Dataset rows
+-------+

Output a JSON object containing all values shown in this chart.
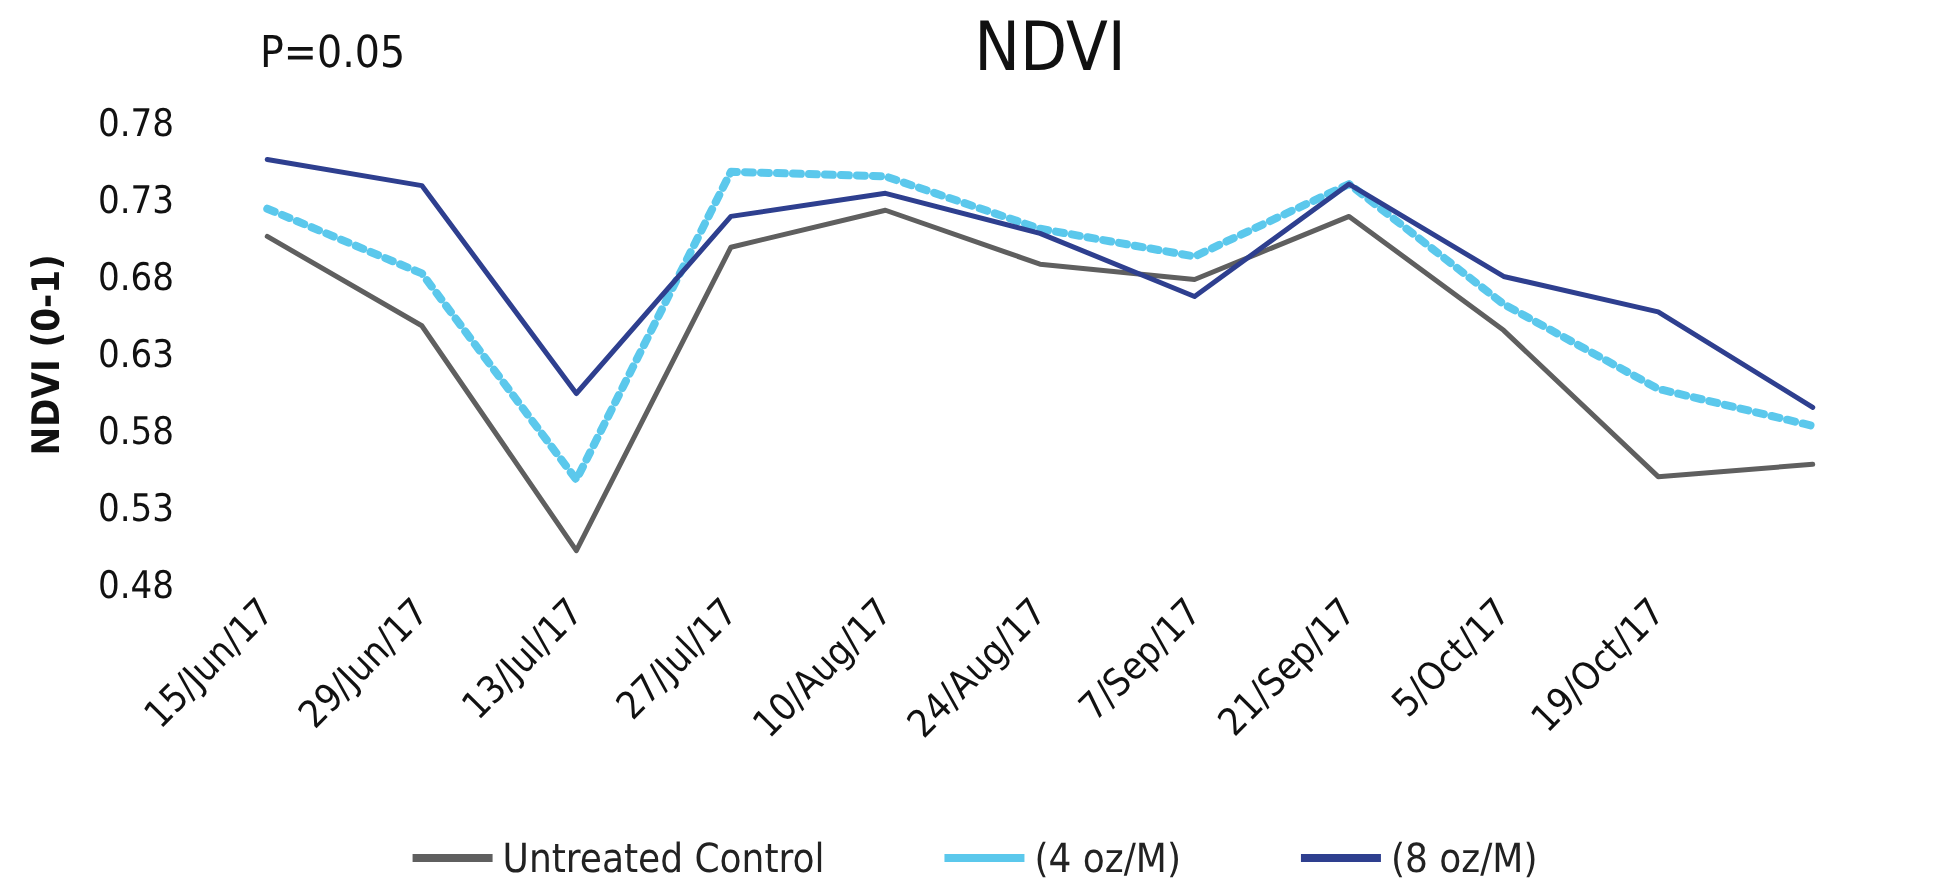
{
  "chart_data": {
    "type": "line",
    "title": "NDVI",
    "ylabel": "NDVI (0-1)",
    "annotations": [
      "P=0.05"
    ],
    "categories": [
      "15/Jun/17",
      "29/Jun/17",
      "13/Jul/17",
      "27/Jul/17",
      "10/Aug/17",
      "24/Aug/17",
      "7/Sep/17",
      "21/Sep/17",
      "5/Oct/17",
      "19/Oct/17",
      null
    ],
    "series": [
      {
        "name": "Untreated Control",
        "color": "#5f5f5f",
        "line_style": "solid",
        "values": [
          0.707,
          0.649,
          0.503,
          0.7,
          0.724,
          0.689,
          0.679,
          0.72,
          0.646,
          0.551,
          0.559
        ]
      },
      {
        "name": "(4 oz/M)",
        "color": "#5bc8ec",
        "line_style": "dotted",
        "values": [
          0.725,
          0.683,
          0.549,
          0.749,
          0.746,
          0.712,
          0.694,
          0.741,
          0.663,
          0.608,
          0.584
        ]
      },
      {
        "name": "(8 oz/M)",
        "color": "#2e3f8f",
        "line_style": "solid",
        "values": [
          0.757,
          0.74,
          0.605,
          0.72,
          0.735,
          0.709,
          0.668,
          0.741,
          0.681,
          0.658,
          0.596
        ]
      }
    ],
    "ylim": [
      0.48,
      0.78
    ],
    "yticks": [
      0.48,
      0.53,
      0.58,
      0.63,
      0.68,
      0.73,
      0.78
    ],
    "grid": false,
    "legend": "bottom",
    "marker": "none"
  }
}
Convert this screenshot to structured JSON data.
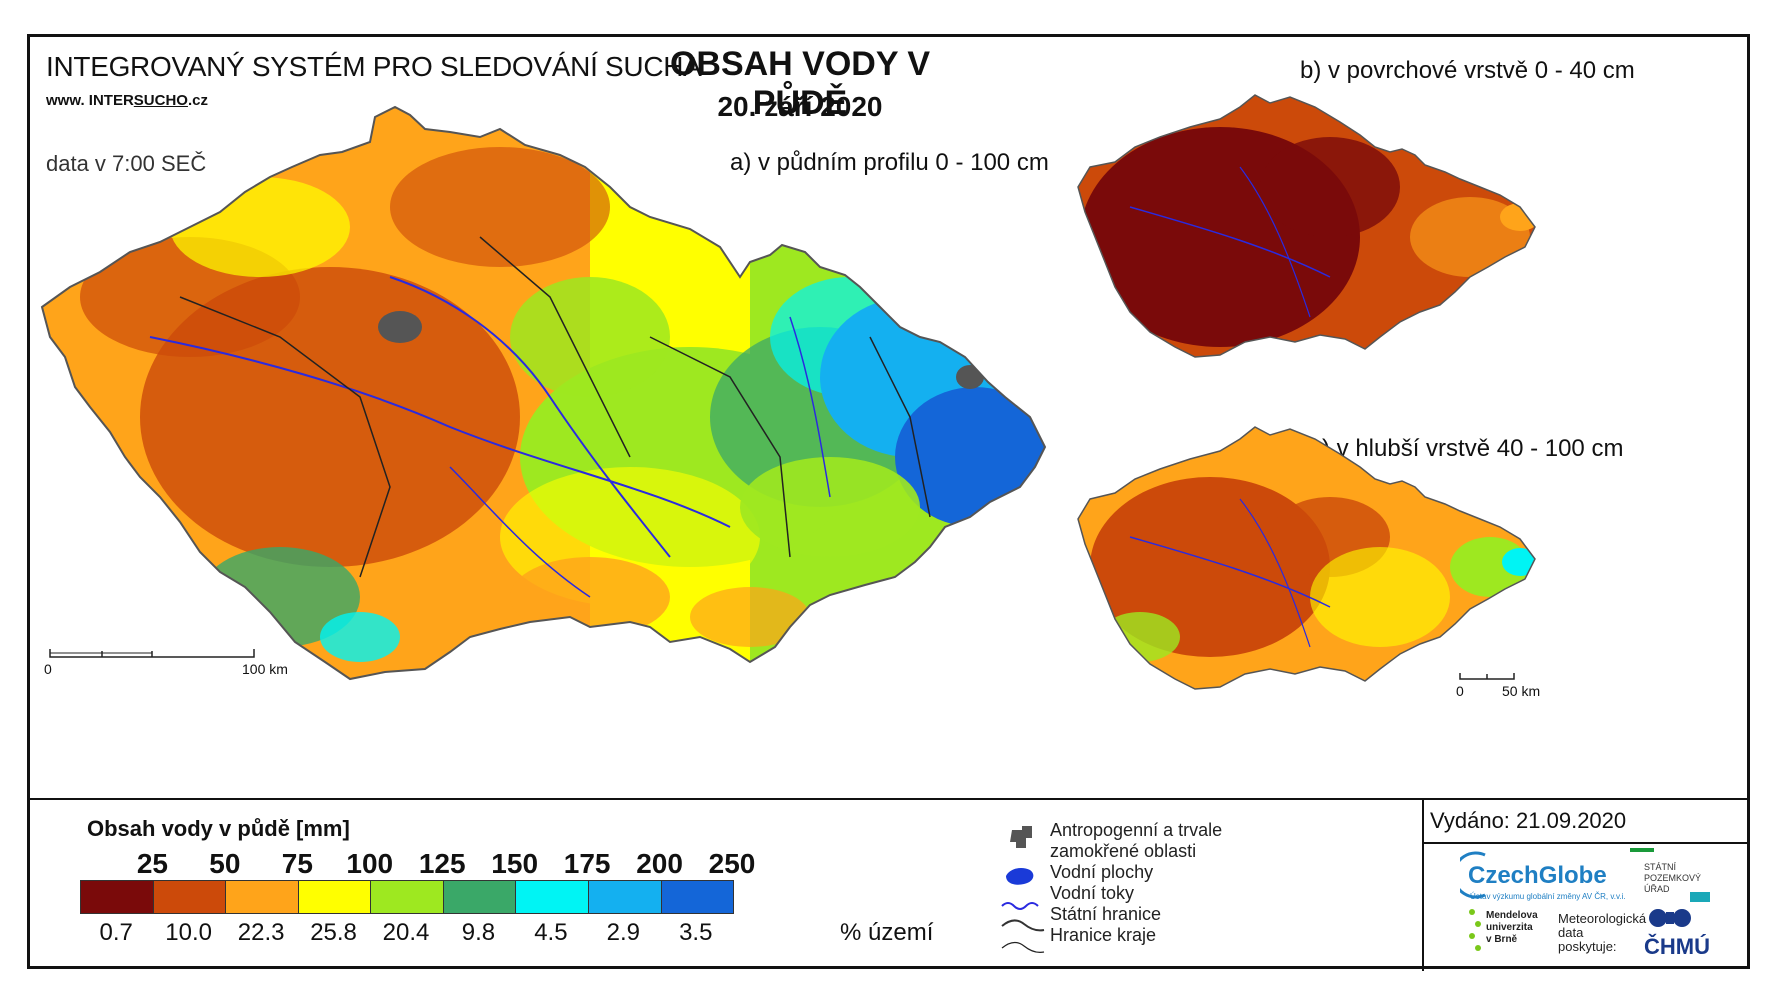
{
  "header": {
    "system_title": "INTEGROVANÝ SYSTÉM PRO SLEDOVÁNÍ SUCHA",
    "website_prefix": "www. INTER",
    "website_underlined": "SUCHO",
    "website_suffix": ".cz",
    "data_time": "data v 7:00 SEČ",
    "main_title": "OBSAH VODY V PŮDĚ",
    "date": "20. září 2020"
  },
  "maps": {
    "a_label": "a) v půdním profilu 0 - 100 cm",
    "b_label": "b) v povrchové vrstvě 0 - 40 cm",
    "c_label": "c) v hlubší vrstvě 40 - 100 cm"
  },
  "scales": {
    "main_zero": "0",
    "main_end": "100 km",
    "small_zero": "0",
    "small_end": "50 km"
  },
  "legend": {
    "title": "Obsah vody v půdě  [mm]",
    "thresholds": [
      "25",
      "50",
      "75",
      "100",
      "125",
      "150",
      "175",
      "200",
      "250"
    ],
    "colors": [
      "#7a0a0a",
      "#cc4a0a",
      "#ffa41a",
      "#ffff00",
      "#9ee820",
      "#3aa868",
      "#00f4f4",
      "#14b0f0",
      "#1466d8"
    ],
    "percentages": [
      "0.7",
      "10.0",
      "22.3",
      "25.8",
      "20.4",
      "9.8",
      "4.5",
      "2.9",
      "3.5"
    ],
    "percent_unit": "% území"
  },
  "symbols": {
    "anthropogenic_line1": "Antropogenní a trvale",
    "anthropogenic_line2": "zamokřené oblasti",
    "water_bodies": "Vodní plochy",
    "rivers": "Vodní toky",
    "state_border": "Státní hranice",
    "region_border": "Hranice kraje"
  },
  "issued": "Vydáno: 21.09.2020",
  "logos": {
    "czechglobe": "CzechGlobe",
    "czechglobe_sub": "Ústav výzkumu globální změny AV ČR, v.v.i.",
    "spu_line1": "STÁTNÍ",
    "spu_line2": "POZEMKOVÝ",
    "spu_line3": "ÚŘAD",
    "mendel_line1": "Mendelova",
    "mendel_line2": "univerzita",
    "mendel_line3": "v Brně",
    "meteo_line1": "Meteorologická",
    "meteo_line2": "data",
    "meteo_line3": "poskytuje:",
    "chmu": "ČHMÚ"
  }
}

+-------+

▶ **EXERCISE BRIEF**: Write out the records above once more, word for word, with no pictures.

▶ **ANSWER**:
Output a JSON object containing all values shown in this chart.
{
  "chart_data": {
    "type": "line",
    "title": "NDVI",
    "ylabel": "NDVI (0-1)",
    "annotations": [
      "P=0.05"
    ],
    "categories": [
      "15/Jun/17",
      "29/Jun/17",
      "13/Jul/17",
      "27/Jul/17",
      "10/Aug/17",
      "24/Aug/17",
      "7/Sep/17",
      "21/Sep/17",
      "5/Oct/17",
      "19/Oct/17",
      null
    ],
    "series": [
      {
        "name": "Untreated Control",
        "color": "#5f5f5f",
        "line_style": "solid",
        "values": [
          0.707,
          0.649,
          0.503,
          0.7,
          0.724,
          0.689,
          0.679,
          0.72,
          0.646,
          0.551,
          0.559
        ]
      },
      {
        "name": "(4 oz/M)",
        "color": "#5bc8ec",
        "line_style": "dotted",
        "values": [
          0.725,
          0.683,
          0.549,
          0.749,
          0.746,
          0.712,
          0.694,
          0.741,
          0.663,
          0.608,
          0.584
        ]
      },
      {
        "name": "(8 oz/M)",
        "color": "#2e3f8f",
        "line_style": "solid",
        "values": [
          0.757,
          0.74,
          0.605,
          0.72,
          0.735,
          0.709,
          0.668,
          0.741,
          0.681,
          0.658,
          0.596
        ]
      }
    ],
    "ylim": [
      0.48,
      0.78
    ],
    "yticks": [
      0.48,
      0.53,
      0.58,
      0.63,
      0.68,
      0.73,
      0.78
    ],
    "grid": false,
    "legend": "bottom",
    "marker": "none"
  }
}
Convert this screenshot to structured JSON data.
{
  "header": {
    "system_title": "INTEGROVANÝ SYSTÉM PRO SLEDOVÁNÍ SUCHA",
    "website_prefix": "www. INTER",
    "website_underlined": "SUCHO",
    "website_suffix": ".cz",
    "data_time": "data v 7:00 SEČ",
    "main_title": "OBSAH VODY V PŮDĚ",
    "date": "20. září 2020"
  },
  "maps": {
    "a_label": "a) v půdním profilu 0 - 100 cm",
    "b_label": "b) v povrchové vrstvě 0 - 40 cm",
    "c_label": "c) v hlubší vrstvě 40 - 100 cm"
  },
  "scales": {
    "main_zero": "0",
    "main_end": "100 km",
    "small_zero": "0",
    "small_end": "50 km"
  },
  "legend": {
    "title": "Obsah vody v půdě  [mm]",
    "thresholds": [
      "25",
      "50",
      "75",
      "100",
      "125",
      "150",
      "175",
      "200",
      "250"
    ],
    "colors": [
      "#7a0a0a",
      "#cc4a0a",
      "#ffa41a",
      "#ffff00",
      "#9ee820",
      "#3aa868",
      "#00f4f4",
      "#14b0f0",
      "#1466d8"
    ],
    "percentages": [
      "0.7",
      "10.0",
      "22.3",
      "25.8",
      "20.4",
      "9.8",
      "4.5",
      "2.9",
      "3.5"
    ],
    "percent_unit": "% území"
  },
  "symbols": {
    "anthropogenic_line1": "Antropogenní a trvale",
    "anthropogenic_line2": "zamokřené oblasti",
    "water_bodies": "Vodní plochy",
    "rivers": "Vodní toky",
    "state_border": "Státní hranice",
    "region_border": "Hranice kraje"
  },
  "issued": "Vydáno: 21.09.2020",
  "logos": {
    "czechglobe": "CzechGlobe",
    "czechglobe_sub": "Ústav výzkumu globální změny AV ČR, v.v.i.",
    "spu_line1": "STÁTNÍ",
    "spu_line2": "POZEMKOVÝ",
    "spu_line3": "ÚŘAD",
    "mendel_line1": "Mendelova",
    "mendel_line2": "univerzita",
    "mendel_line3": "v Brně",
    "meteo_line1": "Meteorologická",
    "meteo_line2": "data",
    "meteo_line3": "poskytuje:",
    "chmu": "ČHMÚ"
  }
}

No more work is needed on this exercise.